((

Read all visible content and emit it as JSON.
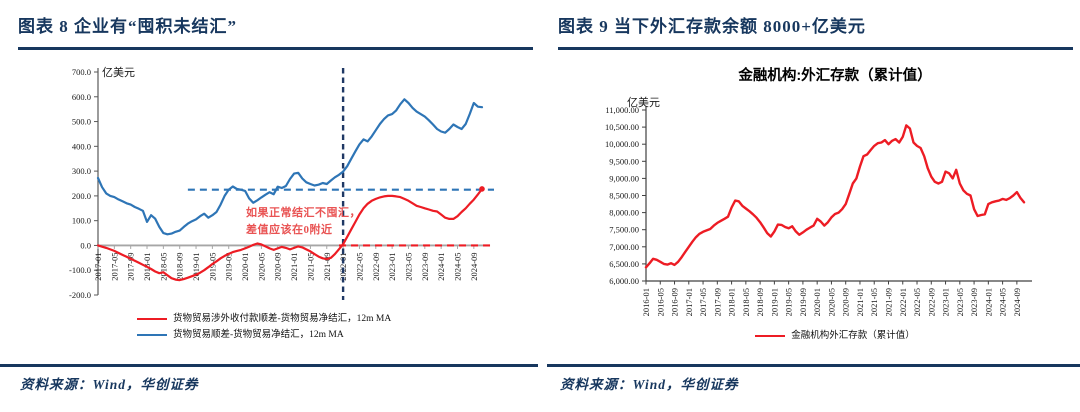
{
  "panels": {
    "fig8": {
      "title": "图表 8  企业有“囤积未结汇”",
      "unit": "亿美元",
      "annotation_line1": "如果正常结汇不囤汇，",
      "annotation_line2": "差值应该在0附近",
      "source": "资料来源：Wind，华创证券"
    },
    "fig9": {
      "title": "图表 9  当下外汇存款余额 8000+亿美元",
      "chart_title": "金融机构:外汇存款（累计值）",
      "unit": "亿美元",
      "source": "资料来源：Wind，华创证券"
    }
  },
  "chart_data": [
    {
      "id": "fig8",
      "type": "line",
      "title": "企业有“囤积未结汇”",
      "ylabel": "亿美元",
      "ylim": [
        -200,
        700
      ],
      "x_start": "2017-01",
      "x_end": "2024-11",
      "grid": false,
      "legend_position": "bottom",
      "y_ticks": [
        {
          "v": 700,
          "label": "700.0"
        },
        {
          "v": 600,
          "label": "600.0"
        },
        {
          "v": 500,
          "label": "500.0"
        },
        {
          "v": 400,
          "label": "400.0"
        },
        {
          "v": 300,
          "label": "300.0"
        },
        {
          "v": 200,
          "label": "200.0"
        },
        {
          "v": 100,
          "label": "100.0"
        },
        {
          "v": 0,
          "label": "0.0"
        },
        {
          "v": -100,
          "label": "-100.0"
        },
        {
          "v": -200,
          "label": "-200.0"
        }
      ],
      "x_tick_labels": [
        "2017-01",
        "2017-05",
        "2017-09",
        "2018-01",
        "2018-05",
        "2018-09",
        "2019-01",
        "2019-05",
        "2019-09",
        "2020-01",
        "2020-05",
        "2020-09",
        "2021-01",
        "2021-05",
        "2021-09",
        "2022-01",
        "2022-05",
        "2022-09",
        "2023-01",
        "2023-05",
        "2023-09",
        "2024-01",
        "2024-05",
        "2024-09"
      ],
      "series": [
        {
          "name": "货物贸易涉外收付款顺差-货物贸易净结汇，12m MA",
          "color": "#ed1c24",
          "values": [
            0,
            -5,
            -10,
            -16,
            -22,
            -30,
            -38,
            -46,
            -54,
            -62,
            -70,
            -78,
            -86,
            -95,
            -105,
            -112,
            -108,
            -120,
            -132,
            -138,
            -140,
            -136,
            -130,
            -124,
            -118,
            -110,
            -100,
            -88,
            -75,
            -64,
            -52,
            -42,
            -34,
            -27,
            -22,
            -18,
            -12,
            -5,
            2,
            8,
            4,
            -4,
            -12,
            -18,
            -12,
            -6,
            -10,
            -16,
            -10,
            -4,
            -8,
            -16,
            -24,
            -35,
            -45,
            -52,
            -55,
            -50,
            -35,
            -15,
            5,
            35,
            65,
            95,
            125,
            150,
            168,
            180,
            188,
            194,
            198,
            200,
            200,
            198,
            195,
            188,
            180,
            170,
            160,
            155,
            150,
            145,
            140,
            137,
            125,
            112,
            107,
            107,
            118,
            135,
            150,
            168,
            185,
            206,
            228
          ]
        },
        {
          "name": "货物贸易顺差-货物贸易净结汇，12m MA",
          "color": "#2e75b6",
          "values": [
            272,
            235,
            210,
            200,
            195,
            186,
            178,
            170,
            165,
            155,
            148,
            140,
            95,
            122,
            108,
            75,
            50,
            45,
            48,
            55,
            60,
            75,
            88,
            98,
            105,
            118,
            128,
            112,
            122,
            135,
            165,
            200,
            225,
            238,
            228,
            225,
            220,
            190,
            172,
            182,
            194,
            205,
            215,
            207,
            237,
            232,
            240,
            268,
            290,
            293,
            270,
            255,
            248,
            242,
            245,
            252,
            248,
            262,
            275,
            285,
            298,
            320,
            350,
            380,
            408,
            428,
            420,
            440,
            465,
            490,
            510,
            525,
            530,
            545,
            570,
            590,
            575,
            555,
            540,
            530,
            520,
            505,
            488,
            470,
            460,
            455,
            470,
            488,
            478,
            470,
            490,
            530,
            575,
            560,
            558
          ]
        }
      ],
      "ref_lines": [
        {
          "orient": "h",
          "value": 225,
          "from_month": 22,
          "to_month": 95,
          "color": "#2e75b6"
        },
        {
          "orient": "h",
          "value": 0,
          "from_month": 59,
          "to_month": 95,
          "color": "#ed1c24"
        },
        {
          "orient": "v",
          "month": 60,
          "at": "2022-01",
          "color": "#1f3864"
        }
      ],
      "end_marker": {
        "series": 0,
        "color": "#ed1c24"
      }
    },
    {
      "id": "fig9",
      "type": "line",
      "title": "金融机构:外汇存款（累计值）",
      "ylabel": "亿美元",
      "ylim": [
        6000,
        11000
      ],
      "x_start": "2016-01",
      "x_end": "2024-11",
      "grid": false,
      "legend_position": "bottom",
      "y_ticks": [
        {
          "v": 11000,
          "label": "11,000.00"
        },
        {
          "v": 10500,
          "label": "10,500.00"
        },
        {
          "v": 10000,
          "label": "10,000.00"
        },
        {
          "v": 9500,
          "label": "9,500.00"
        },
        {
          "v": 9000,
          "label": "9,000.00"
        },
        {
          "v": 8500,
          "label": "8,500.00"
        },
        {
          "v": 8000,
          "label": "8,000.00"
        },
        {
          "v": 7500,
          "label": "7,500.00"
        },
        {
          "v": 7000,
          "label": "7,000.00"
        },
        {
          "v": 6500,
          "label": "6,500.00"
        },
        {
          "v": 6000,
          "label": "6,000.00"
        }
      ],
      "x_tick_labels": [
        "2016-01",
        "2016-05",
        "2016-09",
        "2017-01",
        "2017-05",
        "2017-09",
        "2018-01",
        "2018-05",
        "2018-09",
        "2019-01",
        "2019-05",
        "2019-09",
        "2020-01",
        "2020-05",
        "2020-09",
        "2021-01",
        "2021-05",
        "2021-09",
        "2022-01",
        "2022-05",
        "2022-09",
        "2023-01",
        "2023-05",
        "2023-09",
        "2024-01",
        "2024-05",
        "2024-09"
      ],
      "series": [
        {
          "name": "金融机构外汇存款（累计值）",
          "color": "#ed1c24",
          "values": [
            6400,
            6520,
            6650,
            6620,
            6560,
            6500,
            6480,
            6520,
            6470,
            6560,
            6700,
            6850,
            7000,
            7150,
            7280,
            7380,
            7440,
            7480,
            7520,
            7620,
            7700,
            7760,
            7820,
            7880,
            8150,
            8350,
            8330,
            8200,
            8120,
            8040,
            7950,
            7850,
            7720,
            7560,
            7400,
            7300,
            7450,
            7650,
            7640,
            7580,
            7540,
            7600,
            7450,
            7350,
            7420,
            7500,
            7560,
            7620,
            7820,
            7740,
            7620,
            7720,
            7860,
            7960,
            8000,
            8100,
            8250,
            8550,
            8850,
            9000,
            9350,
            9650,
            9700,
            9830,
            9950,
            10030,
            10050,
            10120,
            10000,
            10100,
            10150,
            10050,
            10220,
            10550,
            10460,
            10050,
            9950,
            9890,
            9650,
            9300,
            9050,
            8900,
            8850,
            8900,
            9200,
            9150,
            9000,
            9250,
            8850,
            8650,
            8550,
            8500,
            8100,
            7900,
            7930,
            7950,
            8250,
            8300,
            8330,
            8350,
            8400,
            8370,
            8420,
            8500,
            8600,
            8430,
            8300
          ]
        }
      ],
      "ref_lines": []
    }
  ]
}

))

◆ Stated exercise: Reproduce the full listing above verbatim, with no pictures included.

◆ Exercise result:
Read all visible content and emit it as JSON.
{
  "panels": {
    "fig8": {
      "title": "图表 8  企业有“囤积未结汇”",
      "unit": "亿美元",
      "annotation_line1": "如果正常结汇不囤汇，",
      "annotation_line2": "差值应该在0附近",
      "source": "资料来源：Wind，华创证券"
    },
    "fig9": {
      "title": "图表 9  当下外汇存款余额 8000+亿美元",
      "chart_title": "金融机构:外汇存款（累计值）",
      "unit": "亿美元",
      "source": "资料来源：Wind，华创证券"
    }
  },
  "chart_data": [
    {
      "id": "fig8",
      "type": "line",
      "title": "企业有“囤积未结汇”",
      "ylabel": "亿美元",
      "ylim": [
        -200,
        700
      ],
      "x_start": "2017-01",
      "x_end": "2024-11",
      "grid": false,
      "legend_position": "bottom",
      "y_ticks": [
        {
          "v": 700,
          "label": "700.0"
        },
        {
          "v": 600,
          "label": "600.0"
        },
        {
          "v": 500,
          "label": "500.0"
        },
        {
          "v": 400,
          "label": "400.0"
        },
        {
          "v": 300,
          "label": "300.0"
        },
        {
          "v": 200,
          "label": "200.0"
        },
        {
          "v": 100,
          "label": "100.0"
        },
        {
          "v": 0,
          "label": "0.0"
        },
        {
          "v": -100,
          "label": "-100.0"
        },
        {
          "v": -200,
          "label": "-200.0"
        }
      ],
      "x_tick_labels": [
        "2017-01",
        "2017-05",
        "2017-09",
        "2018-01",
        "2018-05",
        "2018-09",
        "2019-01",
        "2019-05",
        "2019-09",
        "2020-01",
        "2020-05",
        "2020-09",
        "2021-01",
        "2021-05",
        "2021-09",
        "2022-01",
        "2022-05",
        "2022-09",
        "2023-01",
        "2023-05",
        "2023-09",
        "2024-01",
        "2024-05",
        "2024-09"
      ],
      "series": [
        {
          "name": "货物贸易涉外收付款顺差-货物贸易净结汇，12m MA",
          "color": "#ed1c24",
          "values": [
            0,
            -5,
            -10,
            -16,
            -22,
            -30,
            -38,
            -46,
            -54,
            -62,
            -70,
            -78,
            -86,
            -95,
            -105,
            -112,
            -108,
            -120,
            -132,
            -138,
            -140,
            -136,
            -130,
            -124,
            -118,
            -110,
            -100,
            -88,
            -75,
            -64,
            -52,
            -42,
            -34,
            -27,
            -22,
            -18,
            -12,
            -5,
            2,
            8,
            4,
            -4,
            -12,
            -18,
            -12,
            -6,
            -10,
            -16,
            -10,
            -4,
            -8,
            -16,
            -24,
            -35,
            -45,
            -52,
            -55,
            -50,
            -35,
            -15,
            5,
            35,
            65,
            95,
            125,
            150,
            168,
            180,
            188,
            194,
            198,
            200,
            200,
            198,
            195,
            188,
            180,
            170,
            160,
            155,
            150,
            145,
            140,
            137,
            125,
            112,
            107,
            107,
            118,
            135,
            150,
            168,
            185,
            206,
            228
          ]
        },
        {
          "name": "货物贸易顺差-货物贸易净结汇，12m MA",
          "color": "#2e75b6",
          "values": [
            272,
            235,
            210,
            200,
            195,
            186,
            178,
            170,
            165,
            155,
            148,
            140,
            95,
            122,
            108,
            75,
            50,
            45,
            48,
            55,
            60,
            75,
            88,
            98,
            105,
            118,
            128,
            112,
            122,
            135,
            165,
            200,
            225,
            238,
            228,
            225,
            220,
            190,
            172,
            182,
            194,
            205,
            215,
            207,
            237,
            232,
            240,
            268,
            290,
            293,
            270,
            255,
            248,
            242,
            245,
            252,
            248,
            262,
            275,
            285,
            298,
            320,
            350,
            380,
            408,
            428,
            420,
            440,
            465,
            490,
            510,
            525,
            530,
            545,
            570,
            590,
            575,
            555,
            540,
            530,
            520,
            505,
            488,
            470,
            460,
            455,
            470,
            488,
            478,
            470,
            490,
            530,
            575,
            560,
            558
          ]
        }
      ],
      "ref_lines": [
        {
          "orient": "h",
          "value": 225,
          "from_month": 22,
          "to_month": 95,
          "color": "#2e75b6"
        },
        {
          "orient": "h",
          "value": 0,
          "from_month": 59,
          "to_month": 95,
          "color": "#ed1c24"
        },
        {
          "orient": "v",
          "month": 60,
          "at": "2022-01",
          "color": "#1f3864"
        }
      ],
      "end_marker": {
        "series": 0,
        "color": "#ed1c24"
      }
    },
    {
      "id": "fig9",
      "type": "line",
      "title": "金融机构:外汇存款（累计值）",
      "ylabel": "亿美元",
      "ylim": [
        6000,
        11000
      ],
      "x_start": "2016-01",
      "x_end": "2024-11",
      "grid": false,
      "legend_position": "bottom",
      "y_ticks": [
        {
          "v": 11000,
          "label": "11,000.00"
        },
        {
          "v": 10500,
          "label": "10,500.00"
        },
        {
          "v": 10000,
          "label": "10,000.00"
        },
        {
          "v": 9500,
          "label": "9,500.00"
        },
        {
          "v": 9000,
          "label": "9,000.00"
        },
        {
          "v": 8500,
          "label": "8,500.00"
        },
        {
          "v": 8000,
          "label": "8,000.00"
        },
        {
          "v": 7500,
          "label": "7,500.00"
        },
        {
          "v": 7000,
          "label": "7,000.00"
        },
        {
          "v": 6500,
          "label": "6,500.00"
        },
        {
          "v": 6000,
          "label": "6,000.00"
        }
      ],
      "x_tick_labels": [
        "2016-01",
        "2016-05",
        "2016-09",
        "2017-01",
        "2017-05",
        "2017-09",
        "2018-01",
        "2018-05",
        "2018-09",
        "2019-01",
        "2019-05",
        "2019-09",
        "2020-01",
        "2020-05",
        "2020-09",
        "2021-01",
        "2021-05",
        "2021-09",
        "2022-01",
        "2022-05",
        "2022-09",
        "2023-01",
        "2023-05",
        "2023-09",
        "2024-01",
        "2024-05",
        "2024-09"
      ],
      "series": [
        {
          "name": "金融机构外汇存款（累计值）",
          "color": "#ed1c24",
          "values": [
            6400,
            6520,
            6650,
            6620,
            6560,
            6500,
            6480,
            6520,
            6470,
            6560,
            6700,
            6850,
            7000,
            7150,
            7280,
            7380,
            7440,
            7480,
            7520,
            7620,
            7700,
            7760,
            7820,
            7880,
            8150,
            8350,
            8330,
            8200,
            8120,
            8040,
            7950,
            7850,
            7720,
            7560,
            7400,
            7300,
            7450,
            7650,
            7640,
            7580,
            7540,
            7600,
            7450,
            7350,
            7420,
            7500,
            7560,
            7620,
            7820,
            7740,
            7620,
            7720,
            7860,
            7960,
            8000,
            8100,
            8250,
            8550,
            8850,
            9000,
            9350,
            9650,
            9700,
            9830,
            9950,
            10030,
            10050,
            10120,
            10000,
            10100,
            10150,
            10050,
            10220,
            10550,
            10460,
            10050,
            9950,
            9890,
            9650,
            9300,
            9050,
            8900,
            8850,
            8900,
            9200,
            9150,
            9000,
            9250,
            8850,
            8650,
            8550,
            8500,
            8100,
            7900,
            7930,
            7950,
            8250,
            8300,
            8330,
            8350,
            8400,
            8370,
            8420,
            8500,
            8600,
            8430,
            8300
          ]
        }
      ],
      "ref_lines": []
    }
  ]
}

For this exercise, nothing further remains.